> Fragmento de lectura
■ ■ ■

Víctor Gómez Pin
Con conciencia de reiteración, a la manera usual de los docentes en cada nueva clase, sintetizo el asunto que ha alimentado últimamente esta reflexión:
He abordado la pregunta de hasta qué punto está fundado en razón el cuestionamiento del papel jerárquico del ser humano respecto de entidades maquinales, lo cual supondría atribuir a estas el entero espectro de juicios cognoscitivos, éticos y estéticos a través de los cuales se expresa la potencialidad de la razón. No estoy obviamente en condiciones de dar una respuesta asentada a esta pregunta, entre otras razones porque no está científicamente y filosóficamente delimitado qué cabe esperar y qué no cabe esperar de entidades como AlphaFold2 o el previsible ordenador cuántico. Voy simplemente a enfatizar la diferencia que supone la palabra misma artificial, y extraer algún corolario de la misma a la hora de efectuar comparaciones de estatuto con la inteligencia humana.

■ ■ ■

> Consigna
Responde estas preguntas sobre el fragmento:
(a) ¿A la manera de quiénes se sintetiza el asunto al comienzo?
(b) ¿Qué dos entidades se citan como ejemplos de aquellas de las que no está delimitado qué cabe esperar?
(c) ¿Qué palabra se propone enfatizar al final?
El listado es material aparte y no guarda relación con el fragmento.

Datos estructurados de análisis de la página
■ ■ ■

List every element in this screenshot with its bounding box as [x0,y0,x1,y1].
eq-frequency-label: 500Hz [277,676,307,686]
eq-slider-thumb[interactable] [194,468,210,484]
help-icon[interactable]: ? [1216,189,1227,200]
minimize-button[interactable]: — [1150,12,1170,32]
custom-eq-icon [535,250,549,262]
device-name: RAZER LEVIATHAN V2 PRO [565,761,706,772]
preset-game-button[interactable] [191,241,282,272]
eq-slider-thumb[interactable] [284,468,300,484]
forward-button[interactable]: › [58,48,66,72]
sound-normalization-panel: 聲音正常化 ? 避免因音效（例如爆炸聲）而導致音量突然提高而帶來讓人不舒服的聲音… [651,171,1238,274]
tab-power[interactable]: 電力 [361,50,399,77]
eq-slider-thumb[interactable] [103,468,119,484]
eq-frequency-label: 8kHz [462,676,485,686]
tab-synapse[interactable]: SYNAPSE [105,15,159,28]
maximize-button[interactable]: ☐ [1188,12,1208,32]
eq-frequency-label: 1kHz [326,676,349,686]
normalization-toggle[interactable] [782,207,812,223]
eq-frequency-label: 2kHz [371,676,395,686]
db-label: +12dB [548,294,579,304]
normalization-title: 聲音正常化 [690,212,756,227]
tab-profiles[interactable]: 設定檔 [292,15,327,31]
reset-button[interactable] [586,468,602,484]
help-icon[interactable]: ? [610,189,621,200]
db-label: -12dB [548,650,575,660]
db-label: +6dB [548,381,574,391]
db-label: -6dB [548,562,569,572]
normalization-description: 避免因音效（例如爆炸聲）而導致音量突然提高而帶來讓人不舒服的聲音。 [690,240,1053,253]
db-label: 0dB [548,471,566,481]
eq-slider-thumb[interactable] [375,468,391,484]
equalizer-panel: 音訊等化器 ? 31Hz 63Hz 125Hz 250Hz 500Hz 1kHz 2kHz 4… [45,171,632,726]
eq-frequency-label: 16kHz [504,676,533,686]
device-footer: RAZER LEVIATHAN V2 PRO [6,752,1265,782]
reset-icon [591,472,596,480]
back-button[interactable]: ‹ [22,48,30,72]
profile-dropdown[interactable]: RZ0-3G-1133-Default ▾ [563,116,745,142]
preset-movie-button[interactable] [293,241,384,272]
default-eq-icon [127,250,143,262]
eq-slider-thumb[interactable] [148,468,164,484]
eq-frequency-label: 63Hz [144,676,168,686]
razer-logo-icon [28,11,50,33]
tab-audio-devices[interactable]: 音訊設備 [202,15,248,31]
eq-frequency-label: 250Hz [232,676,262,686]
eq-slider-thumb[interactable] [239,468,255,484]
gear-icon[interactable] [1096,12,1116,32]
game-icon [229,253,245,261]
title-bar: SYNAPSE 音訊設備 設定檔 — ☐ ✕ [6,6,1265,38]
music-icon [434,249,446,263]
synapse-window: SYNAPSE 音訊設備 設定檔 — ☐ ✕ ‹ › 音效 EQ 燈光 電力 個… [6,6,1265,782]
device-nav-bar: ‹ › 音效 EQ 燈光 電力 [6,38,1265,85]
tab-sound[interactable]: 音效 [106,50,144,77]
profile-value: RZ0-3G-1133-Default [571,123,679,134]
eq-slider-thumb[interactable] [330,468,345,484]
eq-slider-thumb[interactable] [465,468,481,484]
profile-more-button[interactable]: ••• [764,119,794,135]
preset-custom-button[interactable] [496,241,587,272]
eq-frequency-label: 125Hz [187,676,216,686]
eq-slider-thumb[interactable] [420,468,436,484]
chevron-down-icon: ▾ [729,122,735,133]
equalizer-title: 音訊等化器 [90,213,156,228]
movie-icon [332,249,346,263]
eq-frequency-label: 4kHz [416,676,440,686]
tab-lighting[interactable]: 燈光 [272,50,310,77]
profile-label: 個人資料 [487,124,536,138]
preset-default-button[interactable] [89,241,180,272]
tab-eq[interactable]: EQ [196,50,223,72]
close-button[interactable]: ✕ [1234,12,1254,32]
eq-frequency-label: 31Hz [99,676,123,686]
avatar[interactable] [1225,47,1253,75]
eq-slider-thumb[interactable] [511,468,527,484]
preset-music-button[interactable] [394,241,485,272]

■ ■ ■

> Respuesta
(a) A la manera usual de los docentes en cada nueva clase.
(b) AlphaFold2 y el previsible ordenador cuántico.
(c) La palabra "artificial".